Exercise material:
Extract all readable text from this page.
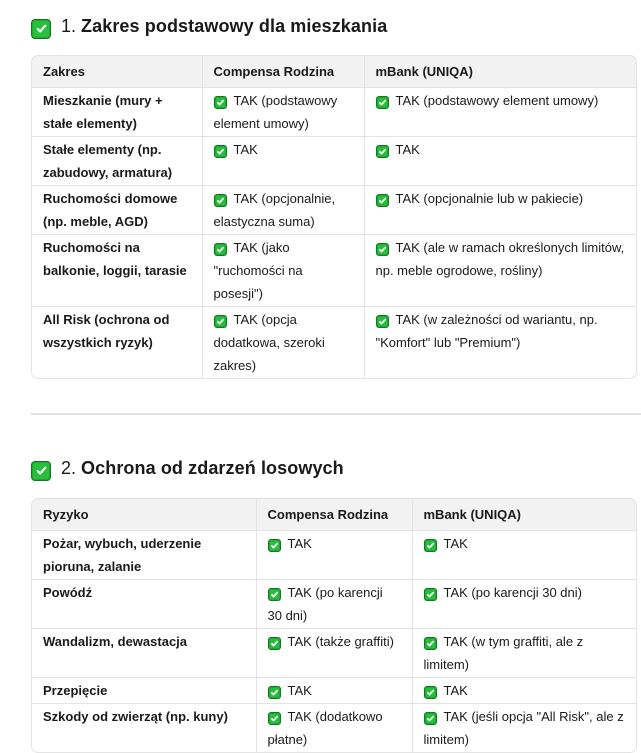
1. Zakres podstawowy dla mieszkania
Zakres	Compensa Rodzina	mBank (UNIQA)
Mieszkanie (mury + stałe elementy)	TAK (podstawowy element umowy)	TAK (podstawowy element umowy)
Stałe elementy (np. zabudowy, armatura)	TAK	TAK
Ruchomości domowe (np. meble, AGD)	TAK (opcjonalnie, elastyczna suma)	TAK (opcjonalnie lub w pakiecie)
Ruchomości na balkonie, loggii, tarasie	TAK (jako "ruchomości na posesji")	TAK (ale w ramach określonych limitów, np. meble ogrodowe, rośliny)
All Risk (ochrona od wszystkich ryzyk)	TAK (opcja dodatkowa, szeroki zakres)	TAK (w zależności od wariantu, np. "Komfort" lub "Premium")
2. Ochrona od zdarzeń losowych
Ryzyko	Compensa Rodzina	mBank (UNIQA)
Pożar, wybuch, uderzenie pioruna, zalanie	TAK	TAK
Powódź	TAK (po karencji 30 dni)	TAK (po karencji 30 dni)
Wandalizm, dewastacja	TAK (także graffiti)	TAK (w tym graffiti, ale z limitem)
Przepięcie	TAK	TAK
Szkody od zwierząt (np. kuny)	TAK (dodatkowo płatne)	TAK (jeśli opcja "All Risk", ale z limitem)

What to produce:
Reproduce every line above as written, skipping pictures.

Written reply:
Extract all readable text from this page.
1. Zakres podstawowy dla mieszkania
Zakres	Compensa Rodzina	mBank (UNIQA)
Mieszkanie (mury + stałe elementy)	TAK (podstawowy element umowy)	TAK (podstawowy element umowy)
Stałe elementy (np. zabudowy, armatura)	TAK	TAK
Ruchomości domowe (np. meble, AGD)	TAK (opcjonalnie, elastyczna suma)	TAK (opcjonalnie lub w pakiecie)
Ruchomości na balkonie, loggii, tarasie	TAK (jako "ruchomości na posesji")	TAK (ale w ramach określonych limitów, np. meble ogrodowe, rośliny)
All Risk (ochrona od wszystkich ryzyk)	TAK (opcja dodatkowa, szeroki zakres)	TAK (w zależności od wariantu, np. "Komfort" lub "Premium")
2. Ochrona od zdarzeń losowych
Ryzyko	Compensa Rodzina	mBank (UNIQA)
Pożar, wybuch, uderzenie pioruna, zalanie	TAK	TAK
Powódź	TAK (po karencji 30 dni)	TAK (po karencji 30 dni)
Wandalizm, dewastacja	TAK (także graffiti)	TAK (w tym graffiti, ale z limitem)
Przepięcie	TAK	TAK
Szkody od zwierząt (np. kuny)	TAK (dodatkowo płatne)	TAK (jeśli opcja "All Risk", ale z limitem)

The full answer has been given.